### Instructions for the task
Lines containing the word "front" are to be counted; state their number and nothing further.
──────────────────────────────
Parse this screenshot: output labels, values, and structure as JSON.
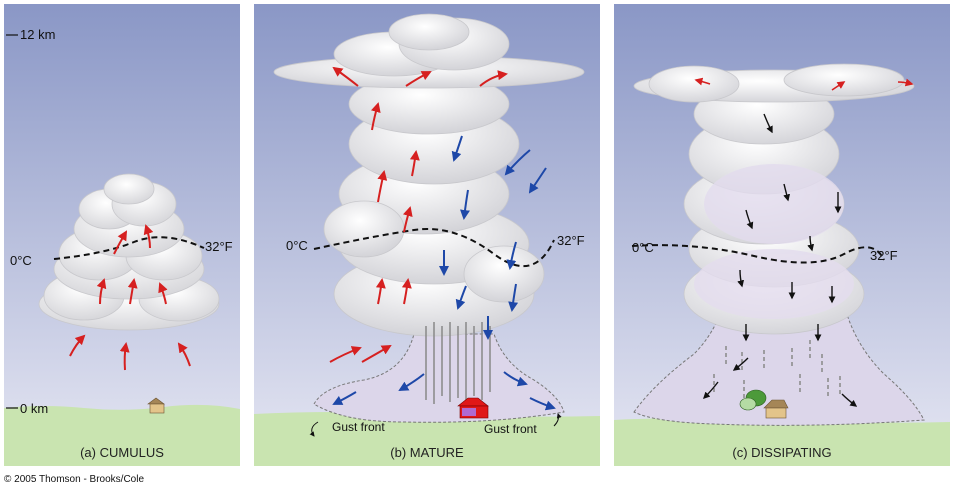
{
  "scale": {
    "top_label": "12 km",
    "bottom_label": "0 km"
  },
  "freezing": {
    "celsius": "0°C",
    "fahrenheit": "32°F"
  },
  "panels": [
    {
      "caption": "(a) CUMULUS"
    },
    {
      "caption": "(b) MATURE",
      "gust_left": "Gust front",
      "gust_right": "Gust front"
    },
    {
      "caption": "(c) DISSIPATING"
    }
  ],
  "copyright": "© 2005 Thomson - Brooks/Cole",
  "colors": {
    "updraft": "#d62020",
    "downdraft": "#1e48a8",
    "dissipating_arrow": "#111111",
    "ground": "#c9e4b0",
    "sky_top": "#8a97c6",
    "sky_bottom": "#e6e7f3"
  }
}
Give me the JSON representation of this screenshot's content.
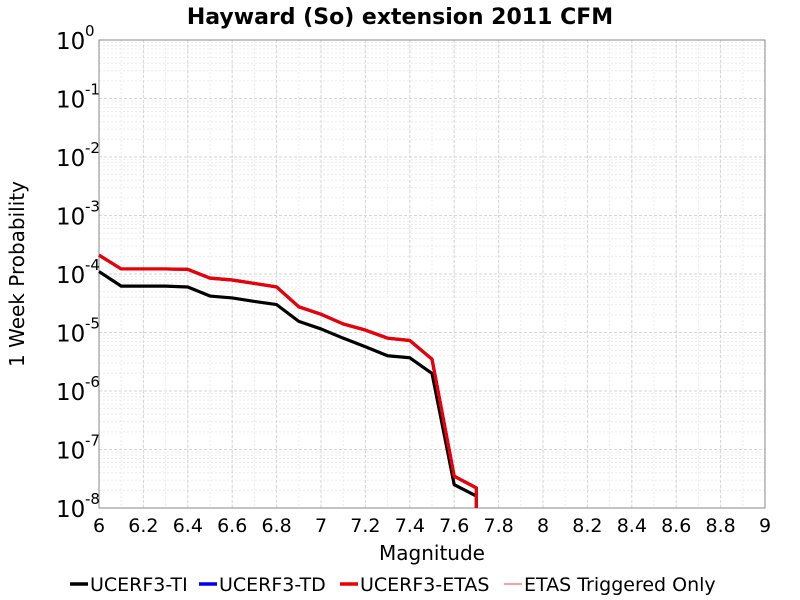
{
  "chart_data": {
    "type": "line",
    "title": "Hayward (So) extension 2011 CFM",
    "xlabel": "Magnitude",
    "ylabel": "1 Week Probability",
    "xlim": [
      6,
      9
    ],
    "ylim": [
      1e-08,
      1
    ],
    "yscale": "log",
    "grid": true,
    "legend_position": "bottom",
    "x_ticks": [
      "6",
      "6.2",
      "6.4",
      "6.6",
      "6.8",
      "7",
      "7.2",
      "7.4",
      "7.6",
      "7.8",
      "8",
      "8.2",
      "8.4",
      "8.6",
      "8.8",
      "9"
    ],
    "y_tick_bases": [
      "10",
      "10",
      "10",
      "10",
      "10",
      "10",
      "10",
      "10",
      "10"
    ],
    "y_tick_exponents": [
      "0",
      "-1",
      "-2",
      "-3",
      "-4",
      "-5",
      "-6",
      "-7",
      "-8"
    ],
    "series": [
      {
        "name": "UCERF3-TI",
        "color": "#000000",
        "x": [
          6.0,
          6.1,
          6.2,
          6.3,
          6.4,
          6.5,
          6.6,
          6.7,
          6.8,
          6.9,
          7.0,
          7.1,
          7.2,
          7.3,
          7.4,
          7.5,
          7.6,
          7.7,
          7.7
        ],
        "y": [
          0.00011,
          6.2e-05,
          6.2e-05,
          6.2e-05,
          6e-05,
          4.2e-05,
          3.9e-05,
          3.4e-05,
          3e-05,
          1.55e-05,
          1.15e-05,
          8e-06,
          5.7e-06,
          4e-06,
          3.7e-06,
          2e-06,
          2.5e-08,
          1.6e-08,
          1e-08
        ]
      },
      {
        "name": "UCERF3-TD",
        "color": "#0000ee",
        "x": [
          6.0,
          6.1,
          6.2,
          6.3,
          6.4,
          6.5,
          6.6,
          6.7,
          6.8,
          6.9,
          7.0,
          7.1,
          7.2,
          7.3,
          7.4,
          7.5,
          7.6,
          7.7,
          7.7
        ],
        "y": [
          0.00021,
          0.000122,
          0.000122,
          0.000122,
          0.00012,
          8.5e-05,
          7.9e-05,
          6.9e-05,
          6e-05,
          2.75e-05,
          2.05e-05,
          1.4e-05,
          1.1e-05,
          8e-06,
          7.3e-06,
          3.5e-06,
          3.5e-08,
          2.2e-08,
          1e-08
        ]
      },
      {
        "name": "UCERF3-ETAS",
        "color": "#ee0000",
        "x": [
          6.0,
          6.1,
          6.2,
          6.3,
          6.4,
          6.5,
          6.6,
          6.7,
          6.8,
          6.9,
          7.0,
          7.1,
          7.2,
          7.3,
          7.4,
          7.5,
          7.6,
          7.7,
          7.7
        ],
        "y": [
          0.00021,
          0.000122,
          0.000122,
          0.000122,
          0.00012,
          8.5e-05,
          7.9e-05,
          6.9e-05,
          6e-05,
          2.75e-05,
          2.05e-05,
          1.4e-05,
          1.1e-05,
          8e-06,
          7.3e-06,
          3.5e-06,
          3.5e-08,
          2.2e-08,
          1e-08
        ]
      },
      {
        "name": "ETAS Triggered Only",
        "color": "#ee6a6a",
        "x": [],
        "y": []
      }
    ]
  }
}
──────────────────────────────
### Solution
2